◆ Task description
From the authors' reply to referees below, duplicate the part between "Overall, we are" and "a few pages.", inclusive.

◆ Extract provided

● ● ● ● ● ● ●

Figure 4 shows that the estimated effective temperature for η = 1 and non-linear systems becomes stable for a large waiting time, but less accurate for asymmetric linear networks due to limited data points for fitting if a large waiting time is considered. Therefore, we set the waiting time to 9ms in our simulations, where the time translation invariance is satisfied (see Figure 5) .
Choosing the unite of milliseconds is common in simulating neural dynamics in brain circuits (e.g., time scales for rate dynamics can be considered, see also the book Ref. 2). The other advantage is that it would be helpful to check time translation invariance. We add the above comments in our main text (see the last paragraph of sec 4.3).
We cite this reference as “A recent work explored the FDT in gradient dynamics of supervised machine learning [17].” in the last paragraph of sec 4.3.
(9) The Authors choose to adopt Ito's convention, which leads to convenient simplifications in the computation. This choice should be remarked in a clearer way.
ANS: Thank you very much for raising this point. We clarify this point as “There are two types of discretization schemes (Ito versus Stratonovich convention). The Ito one is simpler because the equal time response function vanishes. Note that for different times, the two discretization schemes are equivalent [25]. ” below Eq. (5).
(10) There is a formatting problem on Page 8.
ANS: We are not sure which formatting problem, but we may solve this in the revised version.
Overall, we are grateful to you for your useful comments that would definitely improve the quality of our manuscript. In addition, all missing references are now cited.
Responses to the second referee's comments: (1) The presentation of the DMFT method in simple models of recurrent neural networks is very pedagogical and sufficiently concise to condense the main points in a few pages.
ANS: We appreciate your highly positive evaluation of the quality of this tutorial. We have further improved the quality following your and the other referee’s advices.
(2) I believe that the bibliography could be improved and the introduction could be expanded.

● ● ● ● ● ● ●

◆ Dataset records
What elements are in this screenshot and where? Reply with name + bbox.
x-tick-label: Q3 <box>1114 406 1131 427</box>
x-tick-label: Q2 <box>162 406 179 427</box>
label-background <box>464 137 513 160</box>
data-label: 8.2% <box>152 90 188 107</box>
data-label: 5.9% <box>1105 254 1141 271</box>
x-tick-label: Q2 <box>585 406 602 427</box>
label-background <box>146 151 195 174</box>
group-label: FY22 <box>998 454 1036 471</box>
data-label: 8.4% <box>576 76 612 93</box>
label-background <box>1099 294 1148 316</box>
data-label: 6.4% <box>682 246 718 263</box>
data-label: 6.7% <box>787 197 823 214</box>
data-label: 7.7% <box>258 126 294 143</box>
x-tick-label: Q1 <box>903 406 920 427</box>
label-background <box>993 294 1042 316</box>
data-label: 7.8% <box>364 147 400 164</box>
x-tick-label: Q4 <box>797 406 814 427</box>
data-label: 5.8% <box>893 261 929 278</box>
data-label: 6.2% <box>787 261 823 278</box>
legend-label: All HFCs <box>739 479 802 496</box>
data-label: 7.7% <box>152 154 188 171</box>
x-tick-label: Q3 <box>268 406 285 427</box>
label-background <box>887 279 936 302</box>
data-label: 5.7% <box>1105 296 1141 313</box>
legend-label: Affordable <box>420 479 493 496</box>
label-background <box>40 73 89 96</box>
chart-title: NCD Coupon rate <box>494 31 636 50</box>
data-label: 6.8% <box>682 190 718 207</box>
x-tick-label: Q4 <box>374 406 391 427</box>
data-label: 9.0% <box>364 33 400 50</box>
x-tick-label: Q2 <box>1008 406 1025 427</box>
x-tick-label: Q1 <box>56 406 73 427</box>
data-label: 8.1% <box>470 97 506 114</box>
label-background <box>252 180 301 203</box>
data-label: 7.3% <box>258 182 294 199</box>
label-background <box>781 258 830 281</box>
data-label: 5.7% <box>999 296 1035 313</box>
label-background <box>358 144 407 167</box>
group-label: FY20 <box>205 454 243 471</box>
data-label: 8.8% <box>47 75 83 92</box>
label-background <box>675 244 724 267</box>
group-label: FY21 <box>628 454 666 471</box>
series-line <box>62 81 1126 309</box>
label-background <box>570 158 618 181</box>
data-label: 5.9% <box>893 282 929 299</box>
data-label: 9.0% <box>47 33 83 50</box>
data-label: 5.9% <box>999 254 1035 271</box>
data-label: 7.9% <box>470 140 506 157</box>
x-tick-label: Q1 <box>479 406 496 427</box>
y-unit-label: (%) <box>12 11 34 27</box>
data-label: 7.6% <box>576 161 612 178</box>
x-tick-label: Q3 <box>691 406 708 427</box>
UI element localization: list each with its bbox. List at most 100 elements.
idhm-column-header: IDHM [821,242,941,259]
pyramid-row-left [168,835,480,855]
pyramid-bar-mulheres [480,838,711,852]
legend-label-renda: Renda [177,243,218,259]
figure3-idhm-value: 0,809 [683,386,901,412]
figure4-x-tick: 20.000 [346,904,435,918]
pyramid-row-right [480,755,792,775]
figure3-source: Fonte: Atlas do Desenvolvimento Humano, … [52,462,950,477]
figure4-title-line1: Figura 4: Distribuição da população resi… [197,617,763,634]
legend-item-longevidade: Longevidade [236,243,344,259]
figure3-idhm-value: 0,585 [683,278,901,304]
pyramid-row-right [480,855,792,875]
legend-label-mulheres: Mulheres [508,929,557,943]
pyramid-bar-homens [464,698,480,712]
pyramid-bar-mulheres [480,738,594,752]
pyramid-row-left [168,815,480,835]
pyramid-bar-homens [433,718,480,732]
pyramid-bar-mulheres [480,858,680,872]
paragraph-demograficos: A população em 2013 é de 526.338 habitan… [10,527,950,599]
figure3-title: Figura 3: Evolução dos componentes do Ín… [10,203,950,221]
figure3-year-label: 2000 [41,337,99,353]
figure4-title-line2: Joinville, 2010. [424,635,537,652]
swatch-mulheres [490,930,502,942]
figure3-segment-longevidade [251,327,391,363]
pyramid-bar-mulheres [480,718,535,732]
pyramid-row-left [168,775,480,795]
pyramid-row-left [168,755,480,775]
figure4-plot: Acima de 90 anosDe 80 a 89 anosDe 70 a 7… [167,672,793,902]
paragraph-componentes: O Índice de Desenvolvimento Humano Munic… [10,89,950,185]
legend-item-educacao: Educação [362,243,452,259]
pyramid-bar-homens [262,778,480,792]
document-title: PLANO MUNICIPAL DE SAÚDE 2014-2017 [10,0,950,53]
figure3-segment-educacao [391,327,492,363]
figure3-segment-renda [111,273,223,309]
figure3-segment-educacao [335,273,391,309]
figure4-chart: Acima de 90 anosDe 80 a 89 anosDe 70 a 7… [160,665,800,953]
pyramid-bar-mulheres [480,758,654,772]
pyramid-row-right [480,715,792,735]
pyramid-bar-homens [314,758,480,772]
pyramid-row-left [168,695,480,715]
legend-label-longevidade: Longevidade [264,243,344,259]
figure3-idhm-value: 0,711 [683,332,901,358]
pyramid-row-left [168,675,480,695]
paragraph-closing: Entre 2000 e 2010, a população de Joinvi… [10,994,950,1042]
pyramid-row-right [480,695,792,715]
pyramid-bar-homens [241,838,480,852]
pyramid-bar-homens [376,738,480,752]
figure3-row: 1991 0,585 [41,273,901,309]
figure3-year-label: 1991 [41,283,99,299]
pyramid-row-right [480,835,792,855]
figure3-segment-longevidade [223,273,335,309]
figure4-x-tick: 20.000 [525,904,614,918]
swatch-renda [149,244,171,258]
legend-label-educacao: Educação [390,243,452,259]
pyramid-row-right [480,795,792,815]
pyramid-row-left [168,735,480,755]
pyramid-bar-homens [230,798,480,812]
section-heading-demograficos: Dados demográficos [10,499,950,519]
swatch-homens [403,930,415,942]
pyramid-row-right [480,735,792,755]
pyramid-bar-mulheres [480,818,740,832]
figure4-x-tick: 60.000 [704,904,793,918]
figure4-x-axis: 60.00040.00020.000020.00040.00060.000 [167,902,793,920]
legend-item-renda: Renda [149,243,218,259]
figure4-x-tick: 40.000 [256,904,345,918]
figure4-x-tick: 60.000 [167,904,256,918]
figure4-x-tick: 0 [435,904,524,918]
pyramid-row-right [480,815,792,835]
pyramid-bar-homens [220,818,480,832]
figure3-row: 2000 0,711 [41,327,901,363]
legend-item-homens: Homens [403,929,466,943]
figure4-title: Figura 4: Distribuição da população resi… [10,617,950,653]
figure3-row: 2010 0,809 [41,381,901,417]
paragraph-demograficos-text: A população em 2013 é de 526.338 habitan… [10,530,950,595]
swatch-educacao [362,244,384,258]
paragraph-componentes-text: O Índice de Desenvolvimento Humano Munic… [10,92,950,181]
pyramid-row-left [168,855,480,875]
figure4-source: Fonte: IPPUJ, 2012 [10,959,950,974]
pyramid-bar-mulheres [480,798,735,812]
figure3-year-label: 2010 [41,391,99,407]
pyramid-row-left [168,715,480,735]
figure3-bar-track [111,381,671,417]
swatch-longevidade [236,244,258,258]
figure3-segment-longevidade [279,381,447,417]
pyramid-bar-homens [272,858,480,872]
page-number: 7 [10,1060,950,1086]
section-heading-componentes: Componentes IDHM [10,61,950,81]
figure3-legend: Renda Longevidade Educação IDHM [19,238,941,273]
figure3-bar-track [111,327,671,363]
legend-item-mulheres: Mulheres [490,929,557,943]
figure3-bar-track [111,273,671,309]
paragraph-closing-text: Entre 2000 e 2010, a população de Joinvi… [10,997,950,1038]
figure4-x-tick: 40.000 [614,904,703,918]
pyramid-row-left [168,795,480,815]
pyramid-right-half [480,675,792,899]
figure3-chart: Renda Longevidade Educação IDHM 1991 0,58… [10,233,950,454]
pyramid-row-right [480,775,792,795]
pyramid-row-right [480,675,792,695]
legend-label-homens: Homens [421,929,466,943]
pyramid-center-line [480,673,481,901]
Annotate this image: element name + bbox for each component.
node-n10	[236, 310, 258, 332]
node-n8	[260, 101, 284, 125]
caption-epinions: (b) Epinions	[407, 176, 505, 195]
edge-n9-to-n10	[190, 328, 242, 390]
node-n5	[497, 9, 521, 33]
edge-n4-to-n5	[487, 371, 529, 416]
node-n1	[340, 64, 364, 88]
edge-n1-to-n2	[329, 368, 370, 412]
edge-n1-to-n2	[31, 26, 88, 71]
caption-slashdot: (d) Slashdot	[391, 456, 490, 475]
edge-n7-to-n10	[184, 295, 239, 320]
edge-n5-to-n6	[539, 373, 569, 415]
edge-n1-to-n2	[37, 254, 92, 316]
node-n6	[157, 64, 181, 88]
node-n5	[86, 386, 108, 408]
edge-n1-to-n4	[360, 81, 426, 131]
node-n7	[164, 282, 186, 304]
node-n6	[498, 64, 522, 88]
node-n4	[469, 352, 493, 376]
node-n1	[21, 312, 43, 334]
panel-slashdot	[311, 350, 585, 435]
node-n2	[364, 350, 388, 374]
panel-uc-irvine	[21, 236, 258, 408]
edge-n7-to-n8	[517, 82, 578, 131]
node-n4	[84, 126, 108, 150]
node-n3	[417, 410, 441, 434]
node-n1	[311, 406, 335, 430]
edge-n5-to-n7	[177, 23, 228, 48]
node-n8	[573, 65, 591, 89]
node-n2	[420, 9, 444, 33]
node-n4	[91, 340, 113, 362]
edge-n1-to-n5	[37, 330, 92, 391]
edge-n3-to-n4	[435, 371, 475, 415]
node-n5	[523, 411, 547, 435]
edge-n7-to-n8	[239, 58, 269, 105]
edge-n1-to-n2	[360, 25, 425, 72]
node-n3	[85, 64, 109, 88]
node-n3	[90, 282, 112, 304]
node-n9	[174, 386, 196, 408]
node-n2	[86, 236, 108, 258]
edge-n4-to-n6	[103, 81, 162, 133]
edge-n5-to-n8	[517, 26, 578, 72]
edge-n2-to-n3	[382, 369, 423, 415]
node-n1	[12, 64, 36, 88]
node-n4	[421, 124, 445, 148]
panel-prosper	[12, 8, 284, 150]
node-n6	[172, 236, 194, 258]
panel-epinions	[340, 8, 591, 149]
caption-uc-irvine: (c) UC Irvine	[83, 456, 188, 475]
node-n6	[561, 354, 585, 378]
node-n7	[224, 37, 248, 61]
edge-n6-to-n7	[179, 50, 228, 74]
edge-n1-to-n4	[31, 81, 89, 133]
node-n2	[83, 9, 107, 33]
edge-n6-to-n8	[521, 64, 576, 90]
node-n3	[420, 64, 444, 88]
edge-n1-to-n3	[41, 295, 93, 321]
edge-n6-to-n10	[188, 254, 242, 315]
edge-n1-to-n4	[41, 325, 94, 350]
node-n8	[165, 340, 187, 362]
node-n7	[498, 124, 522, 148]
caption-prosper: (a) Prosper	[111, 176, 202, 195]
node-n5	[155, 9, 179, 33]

● ● ● ● ● ● ●

◆ Solution
Overall, we are grateful to you for your useful comments that would definitely improve the quality of our manuscript. In addition, all missing references are now cited.
Responses to the second referee's comments: (1) The presentation of the DMFT method in simple models of recurrent neural networks is very pedagogical and sufficiently concise to condense the main points in a few pages.